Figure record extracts
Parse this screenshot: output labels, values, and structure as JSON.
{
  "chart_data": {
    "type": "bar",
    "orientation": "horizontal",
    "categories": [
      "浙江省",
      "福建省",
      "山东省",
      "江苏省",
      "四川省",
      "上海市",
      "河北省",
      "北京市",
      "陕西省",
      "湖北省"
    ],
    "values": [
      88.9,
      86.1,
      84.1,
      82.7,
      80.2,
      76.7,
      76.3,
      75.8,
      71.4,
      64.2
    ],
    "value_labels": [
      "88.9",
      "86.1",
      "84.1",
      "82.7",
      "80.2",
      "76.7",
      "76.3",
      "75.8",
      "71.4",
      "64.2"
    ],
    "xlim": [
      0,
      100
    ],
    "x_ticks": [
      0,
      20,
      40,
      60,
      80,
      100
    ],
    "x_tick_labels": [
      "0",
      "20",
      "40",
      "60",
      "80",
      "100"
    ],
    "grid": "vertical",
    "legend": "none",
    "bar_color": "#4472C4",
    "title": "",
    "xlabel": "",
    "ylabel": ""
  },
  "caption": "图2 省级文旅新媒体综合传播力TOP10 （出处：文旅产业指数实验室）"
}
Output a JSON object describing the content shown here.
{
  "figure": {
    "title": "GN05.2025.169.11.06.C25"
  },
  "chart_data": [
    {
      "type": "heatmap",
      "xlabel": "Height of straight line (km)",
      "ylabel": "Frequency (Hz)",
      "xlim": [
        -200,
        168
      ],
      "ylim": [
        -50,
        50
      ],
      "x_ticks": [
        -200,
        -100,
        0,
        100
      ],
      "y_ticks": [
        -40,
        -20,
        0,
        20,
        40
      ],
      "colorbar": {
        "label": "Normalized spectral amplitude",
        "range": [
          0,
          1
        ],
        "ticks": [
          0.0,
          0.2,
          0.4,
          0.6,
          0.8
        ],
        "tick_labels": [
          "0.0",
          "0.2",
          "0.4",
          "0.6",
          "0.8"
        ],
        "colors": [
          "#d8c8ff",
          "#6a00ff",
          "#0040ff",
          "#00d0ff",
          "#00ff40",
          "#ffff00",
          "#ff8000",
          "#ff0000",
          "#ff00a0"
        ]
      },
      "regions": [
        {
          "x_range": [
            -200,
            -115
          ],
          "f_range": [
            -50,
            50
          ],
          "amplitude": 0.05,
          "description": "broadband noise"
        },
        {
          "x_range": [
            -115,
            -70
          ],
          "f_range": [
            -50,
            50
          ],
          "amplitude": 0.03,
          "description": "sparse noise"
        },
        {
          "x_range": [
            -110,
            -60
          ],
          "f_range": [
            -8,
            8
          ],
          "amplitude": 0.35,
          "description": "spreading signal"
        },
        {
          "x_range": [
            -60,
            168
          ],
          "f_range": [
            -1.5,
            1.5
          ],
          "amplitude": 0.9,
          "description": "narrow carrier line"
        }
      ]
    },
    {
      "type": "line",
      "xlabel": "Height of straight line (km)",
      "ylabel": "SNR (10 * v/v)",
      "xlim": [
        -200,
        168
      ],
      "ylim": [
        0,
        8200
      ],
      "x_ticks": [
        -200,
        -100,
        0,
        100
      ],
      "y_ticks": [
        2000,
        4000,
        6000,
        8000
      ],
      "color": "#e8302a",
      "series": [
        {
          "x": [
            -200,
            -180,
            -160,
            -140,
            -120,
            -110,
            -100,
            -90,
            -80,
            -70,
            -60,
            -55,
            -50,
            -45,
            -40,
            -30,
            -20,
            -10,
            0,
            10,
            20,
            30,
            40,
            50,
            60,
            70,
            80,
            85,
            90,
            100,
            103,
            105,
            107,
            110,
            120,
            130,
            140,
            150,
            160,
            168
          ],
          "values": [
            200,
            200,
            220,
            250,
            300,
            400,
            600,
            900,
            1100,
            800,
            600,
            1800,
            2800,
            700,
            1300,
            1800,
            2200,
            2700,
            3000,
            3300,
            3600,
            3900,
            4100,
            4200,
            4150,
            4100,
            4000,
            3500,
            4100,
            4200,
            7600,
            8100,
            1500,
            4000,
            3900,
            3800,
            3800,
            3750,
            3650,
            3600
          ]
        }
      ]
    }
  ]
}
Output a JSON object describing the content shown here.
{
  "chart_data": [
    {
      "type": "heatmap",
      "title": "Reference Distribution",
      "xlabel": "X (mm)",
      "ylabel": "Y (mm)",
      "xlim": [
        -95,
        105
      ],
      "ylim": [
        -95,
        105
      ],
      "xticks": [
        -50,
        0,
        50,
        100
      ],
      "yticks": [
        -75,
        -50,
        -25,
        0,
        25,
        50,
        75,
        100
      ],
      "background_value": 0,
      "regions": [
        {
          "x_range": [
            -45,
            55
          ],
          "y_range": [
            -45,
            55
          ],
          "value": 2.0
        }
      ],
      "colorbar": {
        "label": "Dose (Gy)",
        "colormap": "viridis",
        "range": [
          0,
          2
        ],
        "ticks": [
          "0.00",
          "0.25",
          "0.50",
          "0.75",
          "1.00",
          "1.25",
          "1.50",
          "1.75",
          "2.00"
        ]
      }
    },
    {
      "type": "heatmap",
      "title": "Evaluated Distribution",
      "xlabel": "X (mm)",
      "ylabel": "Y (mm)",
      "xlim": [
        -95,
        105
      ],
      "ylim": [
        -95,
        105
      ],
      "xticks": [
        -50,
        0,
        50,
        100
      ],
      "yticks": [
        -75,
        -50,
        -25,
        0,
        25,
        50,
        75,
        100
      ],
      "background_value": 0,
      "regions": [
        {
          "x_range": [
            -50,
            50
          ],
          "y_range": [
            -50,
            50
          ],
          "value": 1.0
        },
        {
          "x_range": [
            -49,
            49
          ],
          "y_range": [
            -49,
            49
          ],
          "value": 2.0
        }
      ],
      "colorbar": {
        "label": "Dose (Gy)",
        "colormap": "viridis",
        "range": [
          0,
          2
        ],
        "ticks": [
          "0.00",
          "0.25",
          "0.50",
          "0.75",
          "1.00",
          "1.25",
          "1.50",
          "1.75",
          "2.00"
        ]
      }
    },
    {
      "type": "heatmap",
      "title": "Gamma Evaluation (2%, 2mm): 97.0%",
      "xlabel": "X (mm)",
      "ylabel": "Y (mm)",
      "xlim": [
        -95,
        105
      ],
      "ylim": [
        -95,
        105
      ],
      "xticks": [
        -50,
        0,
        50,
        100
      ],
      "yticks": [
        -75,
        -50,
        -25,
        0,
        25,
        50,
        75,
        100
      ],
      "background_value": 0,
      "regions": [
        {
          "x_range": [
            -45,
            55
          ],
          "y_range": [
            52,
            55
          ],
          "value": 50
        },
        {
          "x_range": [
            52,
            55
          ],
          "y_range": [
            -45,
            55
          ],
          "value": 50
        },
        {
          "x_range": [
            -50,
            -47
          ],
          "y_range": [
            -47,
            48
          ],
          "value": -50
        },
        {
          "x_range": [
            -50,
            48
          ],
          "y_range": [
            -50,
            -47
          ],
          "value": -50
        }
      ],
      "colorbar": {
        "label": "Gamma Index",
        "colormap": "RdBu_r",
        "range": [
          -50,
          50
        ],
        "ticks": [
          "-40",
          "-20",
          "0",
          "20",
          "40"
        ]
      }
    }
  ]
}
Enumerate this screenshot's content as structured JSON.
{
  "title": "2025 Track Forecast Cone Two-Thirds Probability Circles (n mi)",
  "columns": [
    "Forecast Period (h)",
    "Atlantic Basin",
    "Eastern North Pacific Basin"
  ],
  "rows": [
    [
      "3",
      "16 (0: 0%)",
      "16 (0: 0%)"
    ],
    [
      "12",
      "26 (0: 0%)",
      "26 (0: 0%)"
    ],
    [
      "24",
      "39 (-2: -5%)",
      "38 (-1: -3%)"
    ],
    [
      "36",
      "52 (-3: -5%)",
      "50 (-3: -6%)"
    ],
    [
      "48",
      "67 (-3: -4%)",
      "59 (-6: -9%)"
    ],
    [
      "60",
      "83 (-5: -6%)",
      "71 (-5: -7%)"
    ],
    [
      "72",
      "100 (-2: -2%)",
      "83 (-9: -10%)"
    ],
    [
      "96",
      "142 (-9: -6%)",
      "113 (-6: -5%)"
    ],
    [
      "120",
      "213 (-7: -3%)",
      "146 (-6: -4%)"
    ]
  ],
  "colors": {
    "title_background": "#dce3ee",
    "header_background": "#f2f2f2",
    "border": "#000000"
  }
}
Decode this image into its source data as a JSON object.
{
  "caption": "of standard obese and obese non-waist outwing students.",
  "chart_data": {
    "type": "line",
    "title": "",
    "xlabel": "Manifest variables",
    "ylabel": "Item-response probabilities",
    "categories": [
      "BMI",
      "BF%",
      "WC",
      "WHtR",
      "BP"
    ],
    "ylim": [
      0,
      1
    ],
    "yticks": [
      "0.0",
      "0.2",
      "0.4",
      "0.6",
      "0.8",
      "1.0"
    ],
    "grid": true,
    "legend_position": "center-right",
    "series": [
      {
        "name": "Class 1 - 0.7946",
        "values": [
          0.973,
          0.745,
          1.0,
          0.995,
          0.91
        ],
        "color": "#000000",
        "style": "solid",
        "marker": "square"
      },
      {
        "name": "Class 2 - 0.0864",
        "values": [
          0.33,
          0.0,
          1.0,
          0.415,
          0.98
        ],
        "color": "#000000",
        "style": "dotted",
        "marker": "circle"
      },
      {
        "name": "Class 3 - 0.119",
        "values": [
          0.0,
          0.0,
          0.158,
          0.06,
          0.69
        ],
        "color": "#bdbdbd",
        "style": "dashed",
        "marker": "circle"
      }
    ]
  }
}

- [WHAT THIS TASK INVOLVES]: In the entries above, identify each line that includes the string "amplitude", then copy it.

- [SOLVED EXERCISE]:
        "label": "Normalized spectral amplitude",
          "amplitude": 0.05,
          "amplitude": 0.03,
          "amplitude": 0.35,
          "amplitude": 0.9,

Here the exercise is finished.